▸ Dataset:
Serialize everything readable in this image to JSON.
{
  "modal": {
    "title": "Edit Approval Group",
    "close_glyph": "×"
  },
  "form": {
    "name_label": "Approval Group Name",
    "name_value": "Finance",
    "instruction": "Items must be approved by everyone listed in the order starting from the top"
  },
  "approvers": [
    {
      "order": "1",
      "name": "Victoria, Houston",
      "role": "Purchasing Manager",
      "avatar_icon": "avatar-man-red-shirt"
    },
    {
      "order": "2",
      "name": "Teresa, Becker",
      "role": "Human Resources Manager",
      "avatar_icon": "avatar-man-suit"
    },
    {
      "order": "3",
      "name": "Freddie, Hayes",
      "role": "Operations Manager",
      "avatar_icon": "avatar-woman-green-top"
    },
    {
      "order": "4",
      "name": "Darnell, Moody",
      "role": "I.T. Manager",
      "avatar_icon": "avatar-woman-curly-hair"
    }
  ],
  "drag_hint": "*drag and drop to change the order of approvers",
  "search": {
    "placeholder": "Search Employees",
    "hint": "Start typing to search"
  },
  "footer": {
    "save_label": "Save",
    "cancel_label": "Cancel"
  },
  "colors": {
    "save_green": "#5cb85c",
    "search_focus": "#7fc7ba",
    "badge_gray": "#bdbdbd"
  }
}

▸ Instructions to follow:
Where a line contains the string "woman", extract that line.

▸ Completed exercise:
      "avatar_icon": "avatar-woman-green-top"
      "avatar_icon": "avatar-woman-curly-hair"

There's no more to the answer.